start Data for processing

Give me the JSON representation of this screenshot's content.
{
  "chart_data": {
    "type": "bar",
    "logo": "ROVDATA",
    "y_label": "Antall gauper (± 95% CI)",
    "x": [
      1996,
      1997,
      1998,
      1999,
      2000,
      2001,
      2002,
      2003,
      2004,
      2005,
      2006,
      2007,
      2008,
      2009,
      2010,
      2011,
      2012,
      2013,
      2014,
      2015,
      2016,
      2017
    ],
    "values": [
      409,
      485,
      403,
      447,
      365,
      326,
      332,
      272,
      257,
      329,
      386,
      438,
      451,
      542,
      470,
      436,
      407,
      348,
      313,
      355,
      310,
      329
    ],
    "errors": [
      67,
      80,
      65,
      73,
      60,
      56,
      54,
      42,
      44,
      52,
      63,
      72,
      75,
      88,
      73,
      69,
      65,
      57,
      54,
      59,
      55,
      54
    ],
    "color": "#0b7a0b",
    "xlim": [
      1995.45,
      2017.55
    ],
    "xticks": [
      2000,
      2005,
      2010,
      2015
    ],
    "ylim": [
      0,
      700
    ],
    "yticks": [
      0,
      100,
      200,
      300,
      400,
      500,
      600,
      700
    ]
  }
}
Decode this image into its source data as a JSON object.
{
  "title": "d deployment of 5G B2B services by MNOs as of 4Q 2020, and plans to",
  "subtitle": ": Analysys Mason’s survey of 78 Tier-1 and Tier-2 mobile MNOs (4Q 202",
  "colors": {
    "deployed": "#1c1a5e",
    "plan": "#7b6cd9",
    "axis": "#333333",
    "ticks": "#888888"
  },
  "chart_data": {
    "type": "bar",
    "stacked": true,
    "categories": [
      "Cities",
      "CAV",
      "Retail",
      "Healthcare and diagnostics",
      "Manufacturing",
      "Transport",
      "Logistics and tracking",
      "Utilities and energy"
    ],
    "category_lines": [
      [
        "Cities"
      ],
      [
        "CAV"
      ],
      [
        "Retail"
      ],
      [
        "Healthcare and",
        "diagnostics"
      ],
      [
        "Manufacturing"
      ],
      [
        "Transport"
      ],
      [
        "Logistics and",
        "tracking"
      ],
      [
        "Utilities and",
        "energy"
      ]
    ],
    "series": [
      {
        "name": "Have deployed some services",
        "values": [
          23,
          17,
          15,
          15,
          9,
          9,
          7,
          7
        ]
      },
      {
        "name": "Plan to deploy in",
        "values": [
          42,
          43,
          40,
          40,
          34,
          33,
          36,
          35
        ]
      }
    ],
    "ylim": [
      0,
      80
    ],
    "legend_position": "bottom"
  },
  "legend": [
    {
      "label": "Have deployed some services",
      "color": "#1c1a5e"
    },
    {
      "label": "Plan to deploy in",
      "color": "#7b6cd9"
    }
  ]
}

end Data for processing

Task to complete: Copy out the full material exactly as it appears.

Final answer:
Give me the JSON representation of this screenshot's content.
{
  "chart_data": {
    "type": "bar",
    "logo": "ROVDATA",
    "y_label": "Antall gauper (± 95% CI)",
    "x": [
      1996,
      1997,
      1998,
      1999,
      2000,
      2001,
      2002,
      2003,
      2004,
      2005,
      2006,
      2007,
      2008,
      2009,
      2010,
      2011,
      2012,
      2013,
      2014,
      2015,
      2016,
      2017
    ],
    "values": [
      409,
      485,
      403,
      447,
      365,
      326,
      332,
      272,
      257,
      329,
      386,
      438,
      451,
      542,
      470,
      436,
      407,
      348,
      313,
      355,
      310,
      329
    ],
    "errors": [
      67,
      80,
      65,
      73,
      60,
      56,
      54,
      42,
      44,
      52,
      63,
      72,
      75,
      88,
      73,
      69,
      65,
      57,
      54,
      59,
      55,
      54
    ],
    "color": "#0b7a0b",
    "xlim": [
      1995.45,
      2017.55
    ],
    "xticks": [
      2000,
      2005,
      2010,
      2015
    ],
    "ylim": [
      0,
      700
    ],
    "yticks": [
      0,
      100,
      200,
      300,
      400,
      500,
      600,
      700
    ]
  }
}
Decode this image into its source data as a JSON object.
{
  "title": "d deployment of 5G B2B services by MNOs as of 4Q 2020, and plans to",
  "subtitle": ": Analysys Mason’s survey of 78 Tier-1 and Tier-2 mobile MNOs (4Q 202",
  "colors": {
    "deployed": "#1c1a5e",
    "plan": "#7b6cd9",
    "axis": "#333333",
    "ticks": "#888888"
  },
  "chart_data": {
    "type": "bar",
    "stacked": true,
    "categories": [
      "Cities",
      "CAV",
      "Retail",
      "Healthcare and diagnostics",
      "Manufacturing",
      "Transport",
      "Logistics and tracking",
      "Utilities and energy"
    ],
    "category_lines": [
      [
        "Cities"
      ],
      [
        "CAV"
      ],
      [
        "Retail"
      ],
      [
        "Healthcare and",
        "diagnostics"
      ],
      [
        "Manufacturing"
      ],
      [
        "Transport"
      ],
      [
        "Logistics and",
        "tracking"
      ],
      [
        "Utilities and",
        "energy"
      ]
    ],
    "series": [
      {
        "name": "Have deployed some services",
        "values": [
          23,
          17,
          15,
          15,
          9,
          9,
          7,
          7
        ]
      },
      {
        "name": "Plan to deploy in",
        "values": [
          42,
          43,
          40,
          40,
          34,
          33,
          36,
          35
        ]
      }
    ],
    "ylim": [
      0,
      80
    ],
    "legend_position": "bottom"
  },
  "legend": [
    {
      "label": "Have deployed some services",
      "color": "#1c1a5e"
    },
    {
      "label": "Plan to deploy in",
      "color": "#7b6cd9"
    }
  ]
}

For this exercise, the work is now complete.